_Texto de apoio:_
§

A brasileira Camila Gomes, de 37 anos, conta, direto de Aleppo, na Síria, as dores e as dificuldades de se viver em meio à guerra civil que deixou mais de 10 mil mortos no país

Julho de 2012. Aleppo, a maior cidade da Síria com 2,1 milhões de habitantes, foi tomada pelo conflito entre o Exército Livre da Síria (ELS) e as forças do presidente Bashar Al-Assad, uma ditadura que perdura há 11 anos, seguida pela de seu pai, que durou 29. As Nações Unidas dizem que ao menos 10 mil pessoas morreram em virtude da guerra civil. Três mil apenas em junho, quando o conflito pegou fogo na capital Damasco. Minha cidade, Aleppo, é o mais novo cenário da guerra: o Crescente Vermelho Árabe Sírio (CICV) calcula que 200 mil pessoas já deixaram a cidade e um milhão a Síria. Nasci no Brasil em 1975, mas ainda criança fui levada por minha mãe, Nádia, à Beirute, no Líbano. Cresci com a guerra civil que devastou aquele país por 15 anos. Era uma realidade muito difícil, que agora vejo se repetir com a minha família. Desde que a guerra na Síria começou, em março de 2011, na cidade de Homs, que fica a 200 quilômetros daqui, a minha vida não é mais a mesma; confinados, assistimos ao noticiário, que relata todos os dias a triste realidade do país: ruas destruídas, cortes de água e de luz, fome e dezenas de mortos e feridos tomam as ruas de Aleppo.

§

_Material do exercício:_
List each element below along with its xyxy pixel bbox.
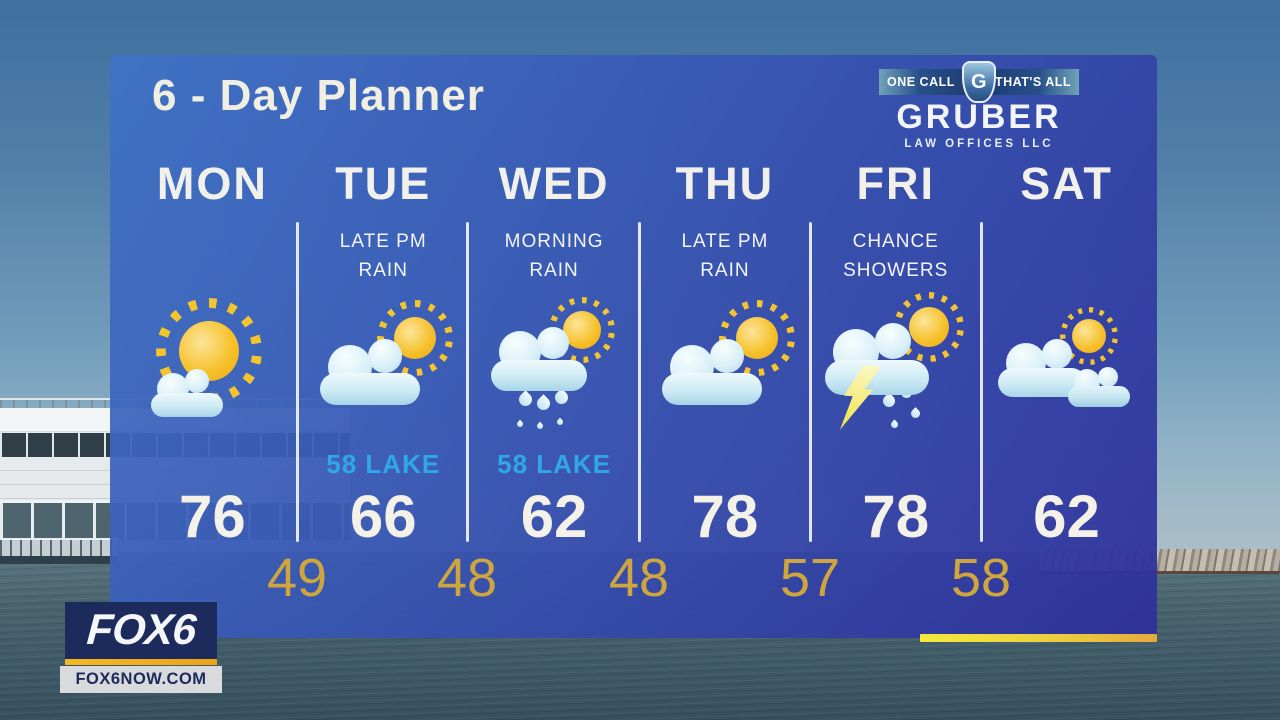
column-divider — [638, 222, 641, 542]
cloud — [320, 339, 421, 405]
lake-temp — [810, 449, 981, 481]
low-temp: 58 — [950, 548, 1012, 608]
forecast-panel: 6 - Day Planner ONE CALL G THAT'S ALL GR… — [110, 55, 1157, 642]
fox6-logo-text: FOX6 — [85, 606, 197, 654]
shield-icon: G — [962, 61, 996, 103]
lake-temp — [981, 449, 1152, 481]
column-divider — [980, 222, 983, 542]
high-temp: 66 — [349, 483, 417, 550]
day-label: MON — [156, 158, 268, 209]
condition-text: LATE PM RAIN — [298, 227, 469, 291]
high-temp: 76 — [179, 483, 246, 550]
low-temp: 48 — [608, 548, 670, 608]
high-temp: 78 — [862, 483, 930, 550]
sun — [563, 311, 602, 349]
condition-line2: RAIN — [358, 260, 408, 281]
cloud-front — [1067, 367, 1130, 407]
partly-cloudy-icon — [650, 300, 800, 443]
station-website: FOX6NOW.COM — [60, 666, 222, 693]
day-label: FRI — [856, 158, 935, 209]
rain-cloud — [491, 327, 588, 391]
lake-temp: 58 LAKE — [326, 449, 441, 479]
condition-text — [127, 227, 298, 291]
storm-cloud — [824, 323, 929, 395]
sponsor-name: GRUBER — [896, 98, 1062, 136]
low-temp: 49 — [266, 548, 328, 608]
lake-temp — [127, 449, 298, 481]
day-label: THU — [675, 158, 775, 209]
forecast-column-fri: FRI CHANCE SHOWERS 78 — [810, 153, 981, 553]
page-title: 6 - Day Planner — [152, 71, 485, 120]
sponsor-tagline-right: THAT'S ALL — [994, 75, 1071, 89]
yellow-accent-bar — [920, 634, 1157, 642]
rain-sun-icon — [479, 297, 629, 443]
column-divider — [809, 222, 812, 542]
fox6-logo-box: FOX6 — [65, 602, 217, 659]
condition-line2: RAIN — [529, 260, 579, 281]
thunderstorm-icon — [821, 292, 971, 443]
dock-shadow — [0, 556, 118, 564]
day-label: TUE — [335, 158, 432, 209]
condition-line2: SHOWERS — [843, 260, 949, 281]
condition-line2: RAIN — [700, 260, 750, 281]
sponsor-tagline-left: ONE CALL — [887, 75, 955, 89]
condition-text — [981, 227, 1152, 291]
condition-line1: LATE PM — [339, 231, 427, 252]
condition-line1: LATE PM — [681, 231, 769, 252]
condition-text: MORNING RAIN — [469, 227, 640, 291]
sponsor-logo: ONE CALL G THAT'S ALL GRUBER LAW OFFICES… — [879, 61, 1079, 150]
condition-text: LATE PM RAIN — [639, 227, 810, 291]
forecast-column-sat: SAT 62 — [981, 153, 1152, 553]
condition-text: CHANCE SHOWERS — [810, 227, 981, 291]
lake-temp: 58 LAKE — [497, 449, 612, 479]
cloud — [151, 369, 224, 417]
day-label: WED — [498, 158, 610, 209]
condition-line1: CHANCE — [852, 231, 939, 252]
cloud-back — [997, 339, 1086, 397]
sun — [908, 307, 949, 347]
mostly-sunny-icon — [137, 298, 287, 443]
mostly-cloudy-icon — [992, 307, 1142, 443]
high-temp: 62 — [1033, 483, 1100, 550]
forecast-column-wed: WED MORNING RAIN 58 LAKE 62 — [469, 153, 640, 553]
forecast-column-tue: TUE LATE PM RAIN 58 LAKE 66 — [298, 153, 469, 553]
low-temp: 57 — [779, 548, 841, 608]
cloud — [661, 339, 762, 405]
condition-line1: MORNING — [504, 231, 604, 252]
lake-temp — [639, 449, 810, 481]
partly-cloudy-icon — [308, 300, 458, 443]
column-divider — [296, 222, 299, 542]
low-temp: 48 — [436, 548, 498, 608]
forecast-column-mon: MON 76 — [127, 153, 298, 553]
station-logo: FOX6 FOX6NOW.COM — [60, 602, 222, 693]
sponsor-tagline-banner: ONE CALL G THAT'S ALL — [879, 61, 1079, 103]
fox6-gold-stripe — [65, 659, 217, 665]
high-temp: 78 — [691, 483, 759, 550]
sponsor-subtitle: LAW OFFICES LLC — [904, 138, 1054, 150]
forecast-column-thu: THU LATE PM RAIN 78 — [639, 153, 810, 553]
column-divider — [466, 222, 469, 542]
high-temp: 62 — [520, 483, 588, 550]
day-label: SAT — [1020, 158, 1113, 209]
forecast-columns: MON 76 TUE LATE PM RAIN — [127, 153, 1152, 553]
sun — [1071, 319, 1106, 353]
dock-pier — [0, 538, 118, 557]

§

_O que fazer:_
**A)** Transcreva de novo, palavra por palavra, o texto sobre a guerra em Aleppo.
**B)** Transforme em tabela Markdown o trecho das entradas que começa na linha que contém "column-divider — [638, 222, 641, 542]" e termina na linha que contém "lake-temp — [127, 449, 298, 481]", com as duas incluídas. Use as colunas Número e Linha da entrada, numere cada linha e deixe de fora as linhas em branco.

_Respostas:_
**A)**
A brasileira Camila Gomes, de 37 anos, conta, direto de Aleppo, na Síria, as dores e as dificuldades de se viver em meio à guerra civil que deixou mais de 10 mil mortos no país

Julho de 2012. Aleppo, a maior cidade da Síria com 2,1 milhões de habitantes, foi tomada pelo conflito entre o Exército Livre da Síria (ELS) e as forças do presidente Bashar Al-Assad, uma ditadura que perdura há 11 anos, seguida pela de seu pai, que durou 29. As Nações Unidas dizem que ao menos 10 mil pessoas morreram em virtude da guerra civil. Três mil apenas em junho, quando o conflito pegou fogo na capital Damasco. Minha cidade, Aleppo, é o mais novo cenário da guerra: o Crescente Vermelho Árabe Sírio (CICV) calcula que 200 mil pessoas já deixaram a cidade e um milhão a Síria. Nasci no Brasil em 1975, mas ainda criança fui levada por minha mãe, Nádia, à Beirute, no Líbano. Cresci com a guerra civil que devastou aquele país por 15 anos. Era uma realidade muito difícil, que agora vejo se repetir com a minha família. Desde que a guerra na Síria começou, em março de 2011, na cidade de Homs, que fica a 200 quilômetros daqui, a minha vida não é mais a mesma; confinados, assistimos ao noticiário, que relata todos os dias a triste realidade do país: ruas destruídas, cortes de água e de luz, fome e dezenas de mortos e feridos tomam as ruas de Aleppo.

**B)**
| Número | Linha da entrada |
|---|---|
| 1 | column-divider — [638, 222, 641, 542] |
| 2 | cloud — [320, 339, 421, 405] |
| 3 | lake-temp — [810, 449, 981, 481] |
| 4 | low-temp: 58 — [950, 548, 1012, 608] |
| 5 | forecast-panel: 6 - Day Planner ONE CALL G THAT'S ALL GR… — [110, 55, 1157, 642] |
| 6 | fox6-logo-text: FOX6 — [85, 606, 197, 654] |
| 7 | shield-icon: G — [962, 61, 996, 103] |
| 8 | lake-temp — [981, 449, 1152, 481] |
| 9 | column-divider — [980, 222, 983, 542] |
| 10 | high-temp: 66 — [349, 483, 417, 550] |
| 11 | day-label: MON — [156, 158, 268, 209] |
| 12 | condition-text: LATE PM RAIN — [298, 227, 469, 291] |
| 13 | high-temp: 76 — [179, 483, 246, 550] |
| 14 | low-temp: 48 — [608, 548, 670, 608] |
| 15 | high-temp: 78 — [862, 483, 930, 550] |
| 16 | sun — [563, 311, 602, 349] |
| 17 | condition-line2: RAIN — [358, 260, 408, 281] |
| 18 | cloud-front — [1067, 367, 1130, 407] |
| 19 | partly-cloudy-icon — [650, 300, 800, 443] |
| 20 | station-website: FOX6NOW.COM — [60, 666, 222, 693] |
| 21 | day-label: FRI — [856, 158, 935, 209] |
| 22 | rain-cloud — [491, 327, 588, 391] |
| 23 | lake-temp: 58 LAKE — [326, 449, 441, 479] |
| 24 | condition-text — [127, 227, 298, 291] |
| 25 | storm-cloud — [824, 323, 929, 395] |
| 26 | sponsor-name: GRUBER — [896, 98, 1062, 136] |
| 27 | low-temp: 49 — [266, 548, 328, 608] |
| 28 | lake-temp — [127, 449, 298, 481] |